▼▼▼
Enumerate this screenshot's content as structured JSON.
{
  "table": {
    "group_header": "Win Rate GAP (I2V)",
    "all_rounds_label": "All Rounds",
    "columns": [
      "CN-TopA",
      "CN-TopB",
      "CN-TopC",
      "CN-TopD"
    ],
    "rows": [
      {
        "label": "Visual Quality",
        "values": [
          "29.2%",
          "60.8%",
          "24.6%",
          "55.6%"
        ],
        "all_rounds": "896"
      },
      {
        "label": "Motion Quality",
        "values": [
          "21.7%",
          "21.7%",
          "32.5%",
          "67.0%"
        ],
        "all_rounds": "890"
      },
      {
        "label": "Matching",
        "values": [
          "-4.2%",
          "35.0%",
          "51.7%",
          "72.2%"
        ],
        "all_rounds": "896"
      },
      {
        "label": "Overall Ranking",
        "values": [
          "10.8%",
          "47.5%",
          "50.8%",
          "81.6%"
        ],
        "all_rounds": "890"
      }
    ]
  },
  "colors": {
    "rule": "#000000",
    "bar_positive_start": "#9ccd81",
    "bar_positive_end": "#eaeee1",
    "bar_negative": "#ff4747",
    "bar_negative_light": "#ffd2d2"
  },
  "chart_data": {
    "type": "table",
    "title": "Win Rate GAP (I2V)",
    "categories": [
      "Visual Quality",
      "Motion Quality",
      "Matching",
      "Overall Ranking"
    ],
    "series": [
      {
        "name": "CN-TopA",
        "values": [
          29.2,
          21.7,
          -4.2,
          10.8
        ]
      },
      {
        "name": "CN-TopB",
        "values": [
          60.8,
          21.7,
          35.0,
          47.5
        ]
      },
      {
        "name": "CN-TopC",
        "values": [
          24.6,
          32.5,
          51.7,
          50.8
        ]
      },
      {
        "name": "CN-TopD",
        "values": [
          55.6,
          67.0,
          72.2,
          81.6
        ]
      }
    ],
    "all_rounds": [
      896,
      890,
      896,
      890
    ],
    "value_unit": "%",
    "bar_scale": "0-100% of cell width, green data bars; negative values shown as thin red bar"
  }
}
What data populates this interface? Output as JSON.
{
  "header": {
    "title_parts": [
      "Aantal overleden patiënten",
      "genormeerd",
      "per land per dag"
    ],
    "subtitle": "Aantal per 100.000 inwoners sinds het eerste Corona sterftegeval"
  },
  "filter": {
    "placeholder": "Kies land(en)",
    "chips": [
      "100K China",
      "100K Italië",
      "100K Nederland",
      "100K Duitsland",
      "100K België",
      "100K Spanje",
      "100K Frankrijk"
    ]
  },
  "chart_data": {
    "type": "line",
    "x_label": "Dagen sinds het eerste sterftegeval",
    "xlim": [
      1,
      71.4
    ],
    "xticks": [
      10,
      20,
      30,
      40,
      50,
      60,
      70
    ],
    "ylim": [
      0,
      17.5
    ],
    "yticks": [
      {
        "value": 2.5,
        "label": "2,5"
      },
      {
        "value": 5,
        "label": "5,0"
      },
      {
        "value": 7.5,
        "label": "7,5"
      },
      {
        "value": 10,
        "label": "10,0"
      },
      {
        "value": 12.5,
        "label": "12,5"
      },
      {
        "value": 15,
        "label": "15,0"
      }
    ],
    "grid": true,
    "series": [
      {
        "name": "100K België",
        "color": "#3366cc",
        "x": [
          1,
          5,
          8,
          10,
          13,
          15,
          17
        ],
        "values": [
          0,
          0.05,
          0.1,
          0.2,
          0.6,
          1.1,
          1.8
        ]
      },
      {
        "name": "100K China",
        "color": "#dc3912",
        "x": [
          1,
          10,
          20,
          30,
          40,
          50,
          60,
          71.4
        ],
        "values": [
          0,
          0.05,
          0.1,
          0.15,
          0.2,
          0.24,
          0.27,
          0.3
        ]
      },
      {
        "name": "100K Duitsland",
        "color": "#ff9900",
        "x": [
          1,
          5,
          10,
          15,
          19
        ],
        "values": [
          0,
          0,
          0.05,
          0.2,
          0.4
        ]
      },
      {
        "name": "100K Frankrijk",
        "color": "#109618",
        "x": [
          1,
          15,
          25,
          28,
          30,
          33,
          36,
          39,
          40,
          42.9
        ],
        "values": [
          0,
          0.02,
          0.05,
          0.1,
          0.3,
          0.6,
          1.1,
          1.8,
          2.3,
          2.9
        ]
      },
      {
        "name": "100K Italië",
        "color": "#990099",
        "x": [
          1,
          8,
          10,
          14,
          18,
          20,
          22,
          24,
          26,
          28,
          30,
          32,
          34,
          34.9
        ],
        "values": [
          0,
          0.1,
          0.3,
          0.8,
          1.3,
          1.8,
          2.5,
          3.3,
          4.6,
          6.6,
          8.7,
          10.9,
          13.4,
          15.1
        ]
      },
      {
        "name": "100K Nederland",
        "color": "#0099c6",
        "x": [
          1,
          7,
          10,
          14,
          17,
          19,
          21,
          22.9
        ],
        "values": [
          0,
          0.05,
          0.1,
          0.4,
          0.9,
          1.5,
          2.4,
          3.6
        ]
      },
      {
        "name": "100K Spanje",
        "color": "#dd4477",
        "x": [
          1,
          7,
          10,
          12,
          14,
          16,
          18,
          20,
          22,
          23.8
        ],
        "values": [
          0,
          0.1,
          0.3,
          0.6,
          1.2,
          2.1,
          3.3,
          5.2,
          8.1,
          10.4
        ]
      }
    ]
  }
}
▲▲▲
Look through the entries above and report each line where the string "Aantal" occurs.

THE OUTPUT -
      "Aantal overleden patiënten",
    "subtitle": "Aantal per 100.000 inwoners sinds het eerste Corona sterftegeval"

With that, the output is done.